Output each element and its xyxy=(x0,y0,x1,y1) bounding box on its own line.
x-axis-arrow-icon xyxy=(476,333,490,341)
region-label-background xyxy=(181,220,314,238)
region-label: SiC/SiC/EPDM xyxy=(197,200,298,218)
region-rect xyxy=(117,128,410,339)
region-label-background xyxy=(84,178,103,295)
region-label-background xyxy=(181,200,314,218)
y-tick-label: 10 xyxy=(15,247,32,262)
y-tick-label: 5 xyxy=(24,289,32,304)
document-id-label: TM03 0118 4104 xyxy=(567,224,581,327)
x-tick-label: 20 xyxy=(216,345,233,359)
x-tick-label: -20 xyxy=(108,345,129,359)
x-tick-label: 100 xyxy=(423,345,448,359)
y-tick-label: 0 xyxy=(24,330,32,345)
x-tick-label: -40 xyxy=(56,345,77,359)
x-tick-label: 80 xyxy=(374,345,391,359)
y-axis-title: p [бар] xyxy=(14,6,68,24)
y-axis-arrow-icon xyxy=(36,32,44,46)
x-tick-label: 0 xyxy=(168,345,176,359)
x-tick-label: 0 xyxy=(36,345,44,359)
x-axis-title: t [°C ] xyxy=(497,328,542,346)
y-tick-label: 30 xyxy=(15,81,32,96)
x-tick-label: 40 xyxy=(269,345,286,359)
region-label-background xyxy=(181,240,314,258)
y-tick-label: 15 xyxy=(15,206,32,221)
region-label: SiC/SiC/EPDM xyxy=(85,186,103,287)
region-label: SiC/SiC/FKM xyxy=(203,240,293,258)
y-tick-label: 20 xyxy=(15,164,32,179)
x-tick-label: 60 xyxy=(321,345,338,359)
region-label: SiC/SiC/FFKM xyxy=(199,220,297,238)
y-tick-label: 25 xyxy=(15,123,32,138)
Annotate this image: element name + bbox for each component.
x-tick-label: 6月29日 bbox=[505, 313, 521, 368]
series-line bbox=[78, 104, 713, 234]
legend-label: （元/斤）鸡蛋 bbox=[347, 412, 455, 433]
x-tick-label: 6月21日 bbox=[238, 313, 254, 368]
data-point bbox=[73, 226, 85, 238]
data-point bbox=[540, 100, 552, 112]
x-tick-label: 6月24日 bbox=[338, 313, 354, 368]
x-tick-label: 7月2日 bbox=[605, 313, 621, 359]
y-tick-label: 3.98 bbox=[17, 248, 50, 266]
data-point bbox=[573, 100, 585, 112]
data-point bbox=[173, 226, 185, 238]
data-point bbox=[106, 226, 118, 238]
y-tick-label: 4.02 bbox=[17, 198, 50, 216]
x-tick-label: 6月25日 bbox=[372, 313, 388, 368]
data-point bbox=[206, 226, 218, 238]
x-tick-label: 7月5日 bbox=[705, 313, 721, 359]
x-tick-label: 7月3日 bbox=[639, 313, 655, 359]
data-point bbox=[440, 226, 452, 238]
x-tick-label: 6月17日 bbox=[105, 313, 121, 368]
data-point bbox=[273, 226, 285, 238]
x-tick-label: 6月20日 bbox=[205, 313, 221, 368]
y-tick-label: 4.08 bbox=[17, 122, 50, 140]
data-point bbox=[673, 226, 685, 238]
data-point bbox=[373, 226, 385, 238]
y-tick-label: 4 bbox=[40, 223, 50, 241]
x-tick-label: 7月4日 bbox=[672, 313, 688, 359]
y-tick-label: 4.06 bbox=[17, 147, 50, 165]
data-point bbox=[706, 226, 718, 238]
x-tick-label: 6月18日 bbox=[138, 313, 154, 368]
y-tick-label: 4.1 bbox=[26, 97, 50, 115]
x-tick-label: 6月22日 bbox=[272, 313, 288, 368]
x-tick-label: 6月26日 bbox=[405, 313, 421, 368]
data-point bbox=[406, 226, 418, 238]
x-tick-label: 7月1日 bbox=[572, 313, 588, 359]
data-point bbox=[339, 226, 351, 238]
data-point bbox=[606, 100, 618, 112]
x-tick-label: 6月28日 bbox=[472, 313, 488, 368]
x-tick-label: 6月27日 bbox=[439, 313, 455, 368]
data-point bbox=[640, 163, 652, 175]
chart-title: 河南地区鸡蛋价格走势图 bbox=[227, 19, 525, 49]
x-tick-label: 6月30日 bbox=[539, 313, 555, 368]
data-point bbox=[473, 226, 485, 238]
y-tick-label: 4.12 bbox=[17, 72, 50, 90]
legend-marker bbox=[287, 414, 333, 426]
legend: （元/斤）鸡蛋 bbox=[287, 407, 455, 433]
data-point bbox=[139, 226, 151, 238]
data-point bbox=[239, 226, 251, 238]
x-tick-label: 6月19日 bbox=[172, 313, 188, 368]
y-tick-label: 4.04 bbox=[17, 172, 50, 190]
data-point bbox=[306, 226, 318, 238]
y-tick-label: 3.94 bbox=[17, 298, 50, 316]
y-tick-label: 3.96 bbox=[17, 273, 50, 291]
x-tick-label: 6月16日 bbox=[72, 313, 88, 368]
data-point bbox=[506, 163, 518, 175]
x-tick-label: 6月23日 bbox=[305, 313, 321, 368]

What to produce
Write every line of the items above as a JSON array of strings, one string per line, leaving out any blank lines.

Solution to this problem
[
  "Output each element and its xyxy=(x0,y0,x1,y1) bounding box on its own line.",
  "x-axis-arrow-icon xyxy=(476,333,490,341)",
  "region-label-background xyxy=(181,220,314,238)",
  "region-label: SiC/SiC/EPDM xyxy=(197,200,298,218)",
  "region-rect xyxy=(117,128,410,339)",
  "region-label-background xyxy=(84,178,103,295)",
  "region-label-background xyxy=(181,200,314,218)",
  "y-tick-label: 10 xyxy=(15,247,32,262)",
  "y-tick-label: 5 xyxy=(24,289,32,304)",
  "document-id-label: TM03 0118 4104 xyxy=(567,224,581,327)",
  "x-tick-label: 20 xyxy=(216,345,233,359)",
  "x-tick-label: -20 xyxy=(108,345,129,359)",
  "x-tick-label: 100 xyxy=(423,345,448,359)",
  "y-tick-label: 0 xyxy=(24,330,32,345)",
  "x-tick-label: -40 xyxy=(56,345,77,359)",
  "x-tick-label: 80 xyxy=(374,345,391,359)",
  "y-axis-title: p [бар] xyxy=(14,6,68,24)",
  "y-axis-arrow-icon xyxy=(36,32,44,46)",
  "x-tick-label: 0 xyxy=(168,345,176,359)",
  "x-tick-label: 0 xyxy=(36,345,44,359)",
  "x-axis-title: t [°C ] xyxy=(497,328,542,346)",
  "y-tick-label: 30 xyxy=(15,81,32,96)",
  "x-tick-label: 40 xyxy=(269,345,286,359)",
  "region-label-background xyxy=(181,240,314,258)",
  "y-tick-label: 15 xyxy=(15,206,32,221)",
  "region-label: SiC/SiC/EPDM xyxy=(85,186,103,287)",
  "region-label: SiC/SiC/FKM xyxy=(203,240,293,258)",
  "y-tick-label: 20 xyxy=(15,164,32,179)",
  "x-tick-label: 60 xyxy=(321,345,338,359)",
  "region-label: SiC/SiC/FFKM xyxy=(199,220,297,238)",
  "y-tick-label: 25 xyxy=(15,123,32,138)",
  "Annotate this image: element name + bbox for each component.",
  "x-tick-label: 6月29日 bbox=[505, 313, 521, 368]",
  "series-line bbox=[78, 104, 713, 234]",
  "legend-label: （元/斤）鸡蛋 bbox=[347, 412, 455, 433]",
  "x-tick-label: 6月21日 bbox=[238, 313, 254, 368]",
  "data-point bbox=[73, 226, 85, 238]",
  "data-point bbox=[540, 100, 552, 112]",
  "x-tick-label: 6月24日 bbox=[338, 313, 354, 368]",
  "x-tick-label: 7月2日 bbox=[605, 313, 621, 359]",
  "y-tick-label: 3.98 bbox=[17, 248, 50, 266]",
  "data-point bbox=[573, 100, 585, 112]",
  "data-point bbox=[173, 226, 185, 238]",
  "data-point bbox=[106, 226, 118, 238]",
  "y-tick-label: 4.02 bbox=[17, 198, 50, 216]",
  "x-tick-label: 6月25日 bbox=[372, 313, 388, 368]",
  "data-point bbox=[206, 226, 218, 238]",
  "x-tick-label: 7月5日 bbox=[705, 313, 721, 359]",
  "x-tick-label: 7月3日 bbox=[639, 313, 655, 359]",
  "data-point bbox=[440, 226, 452, 238]",
  "x-tick-label: 6月17日 bbox=[105, 313, 121, 368]",
  "data-point bbox=[273, 226, 285, 238]",
  "x-tick-label: 6月20日 bbox=[205, 313, 221, 368]",
  "y-tick-label: 4.08 bbox=[17, 122, 50, 140]",
  "data-point bbox=[673, 226, 685, 238]",
  "data-point bbox=[373, 226, 385, 238]",
  "y-tick-label: 4 bbox=[40, 223, 50, 241]",
  "x-tick-label: 7月4日 bbox=[672, 313, 688, 359]",
  "y-tick-label: 4.06 bbox=[17, 147, 50, 165]",
  "data-point bbox=[706, 226, 718, 238]",
  "x-tick-label: 6月18日 bbox=[138, 313, 154, 368]",
  "y-tick-label: 4.1 bbox=[26, 97, 50, 115]",
  "x-tick-label: 6月22日 bbox=[272, 313, 288, 368]",
  "x-tick-label: 6月26日 bbox=[405, 313, 421, 368]",
  "data-point bbox=[406, 226, 418, 238]",
  "x-tick-label: 7月1日 bbox=[572, 313, 588, 359]",
  "data-point bbox=[339, 226, 351, 238]",
  "data-point bbox=[606, 100, 618, 112]",
  "x-tick-label: 6月28日 bbox=[472, 313, 488, 368]",
  "x-tick-label: 6月27日 bbox=[439, 313, 455, 368]",
  "data-point bbox=[640, 163, 652, 175]",
  "chart-title: 河南地区鸡蛋价格走势图 bbox=[227, 19, 525, 49]",
  "x-tick-label: 6月30日 bbox=[539, 313, 555, 368]",
  "data-point bbox=[473, 226, 485, 238]",
  "y-tick-label: 4.12 bbox=[17, 72, 50, 90]",
  "legend-marker bbox=[287, 414, 333, 426]",
  "legend: （元/斤）鸡蛋 bbox=[287, 407, 455, 433]",
  "data-point bbox=[139, 226, 151, 238]",
  "data-point bbox=[239, 226, 251, 238]",
  "x-tick-label: 6月19日 bbox=[172, 313, 188, 368]",
  "y-tick-label: 4.04 bbox=[17, 172, 50, 190]",
  "data-point bbox=[306, 226, 318, 238]",
  "y-tick-label: 3.94 bbox=[17, 298, 50, 316]",
  "y-tick-label: 3.96 bbox=[17, 273, 50, 291]",
  "x-tick-label: 6月16日 bbox=[72, 313, 88, 368]",
  "data-point bbox=[506, 163, 518, 175]",
  "x-tick-label: 6月23日 bbox=[305, 313, 321, 368]"
]